Make an exact copy of the entries below with the pictures removed.
+++ Input data +++
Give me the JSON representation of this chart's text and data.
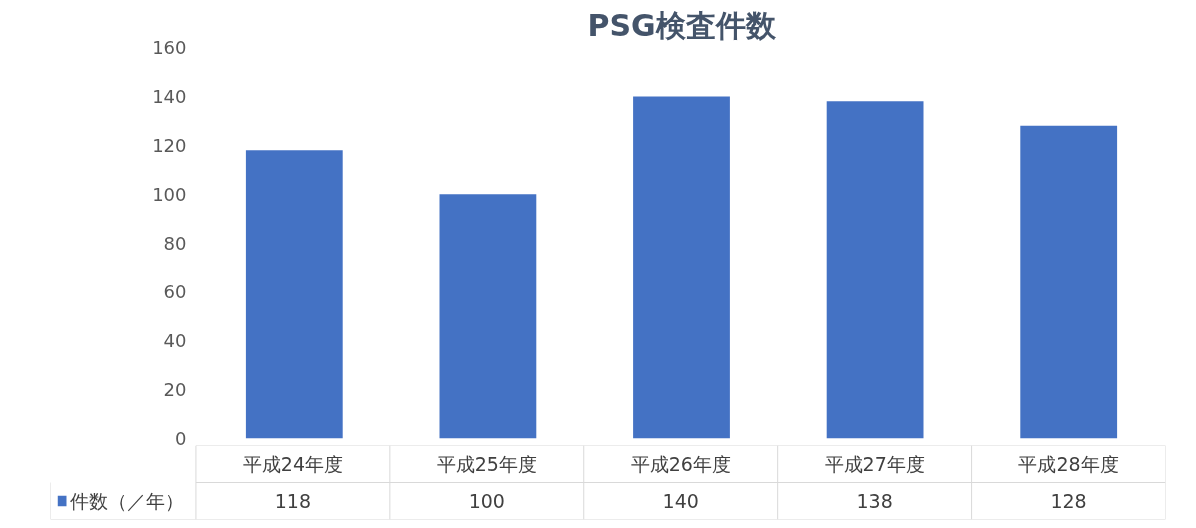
{
  "chart_data": {
    "type": "bar",
    "title": "PSG検査件数",
    "categories": [
      "平成24年度",
      "平成25年度",
      "平成26年度",
      "平成27年度",
      "平成28年度"
    ],
    "series": [
      {
        "name": "件数（／年）",
        "color": "#4472c4",
        "values": [
          118,
          100,
          140,
          138,
          128
        ]
      }
    ],
    "ylim": [
      0,
      160
    ],
    "yticks": [
      0,
      20,
      40,
      60,
      80,
      100,
      120,
      140,
      160
    ],
    "grid": false,
    "data_labels": true,
    "legend": "bottom"
  }
}
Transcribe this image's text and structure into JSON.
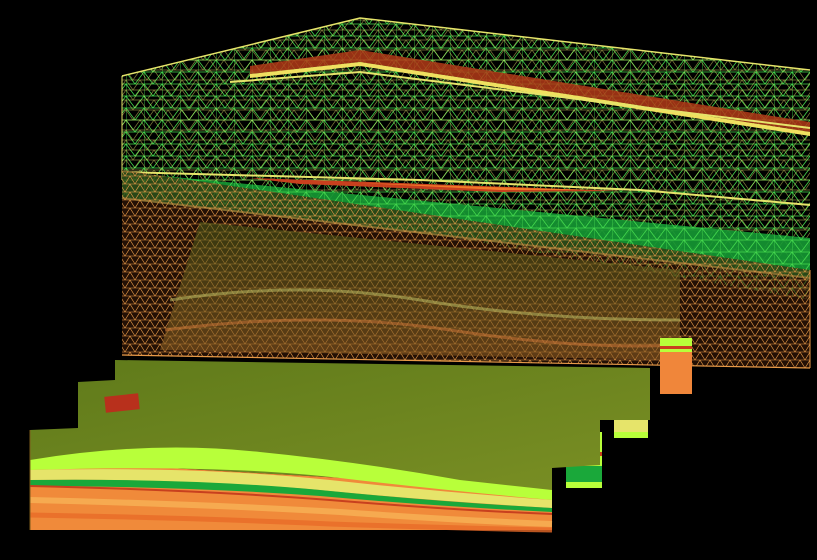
+++
Solution to the problem ->
Give me the JSON representation of this chart's text and data.
{
  "chart_data": {
    "type": "bar",
    "title": "PSG検査件数",
    "categories": [
      "平成24年度",
      "平成25年度",
      "平成26年度",
      "平成27年度",
      "平成28年度"
    ],
    "series": [
      {
        "name": "件数（／年）",
        "color": "#4472c4",
        "values": [
          118,
          100,
          140,
          138,
          128
        ]
      }
    ],
    "ylim": [
      0,
      160
    ],
    "yticks": [
      0,
      20,
      40,
      60,
      80,
      100,
      120,
      140,
      160
    ],
    "grid": false,
    "data_labels": true,
    "legend": "bottom"
  }
}
Transcribe this image's text and structure into JSON.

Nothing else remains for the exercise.